*Material for this exercise*.

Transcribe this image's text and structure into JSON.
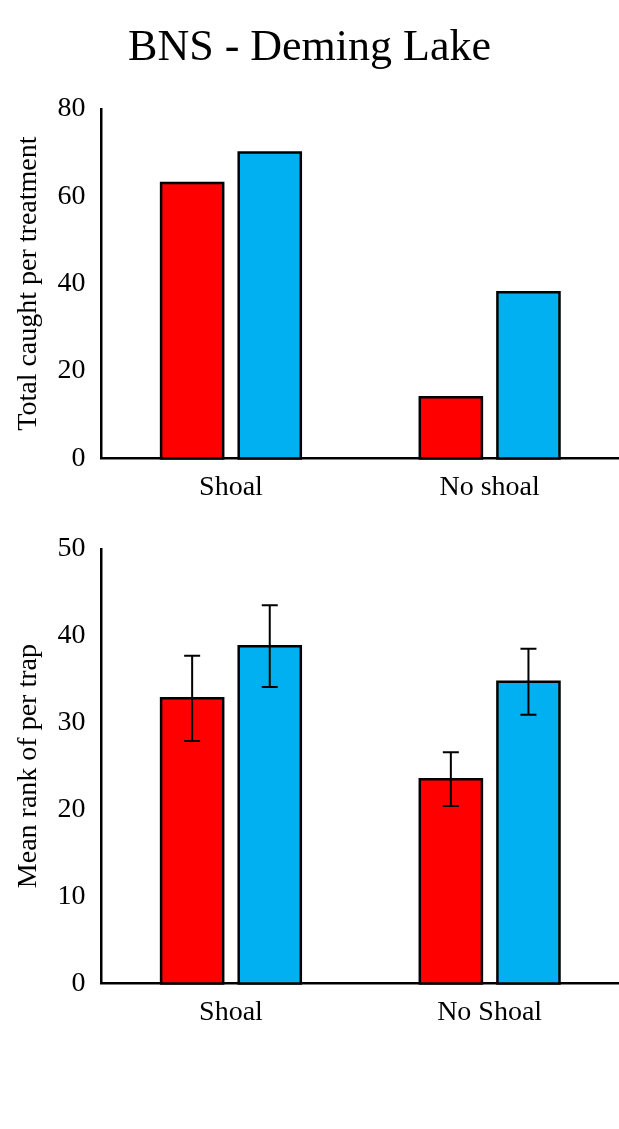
{
  "chart_data": [
    {
      "type": "bar",
      "title": "BNS - Deming Lake",
      "ylabel": "Total caught per treatment",
      "categories": [
        "Shoal",
        "No shoal"
      ],
      "ylim": [
        0,
        80
      ],
      "yticks": [
        0,
        20,
        40,
        60,
        80
      ],
      "series": [
        {
          "color": "#ff0000",
          "values": [
            63,
            14
          ]
        },
        {
          "color": "#00b0f0",
          "values": [
            70,
            38
          ]
        }
      ]
    },
    {
      "type": "bar",
      "ylabel": "Mean rank of per trap",
      "categories": [
        "Shoal",
        "No Shoal"
      ],
      "ylim": [
        0,
        50
      ],
      "yticks": [
        0,
        10,
        20,
        30,
        40,
        50
      ],
      "series": [
        {
          "color": "#ff0000",
          "values": [
            32.8,
            23.5
          ],
          "errors": [
            4.9,
            3.1
          ]
        },
        {
          "color": "#00b0f0",
          "values": [
            38.8,
            34.7
          ],
          "errors": [
            4.7,
            3.8
          ]
        }
      ]
    }
  ]
}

*Task brief*.
Your answer should be a single number: the count of lines in the data that include the word "ylabel".

*Finished answer*.
2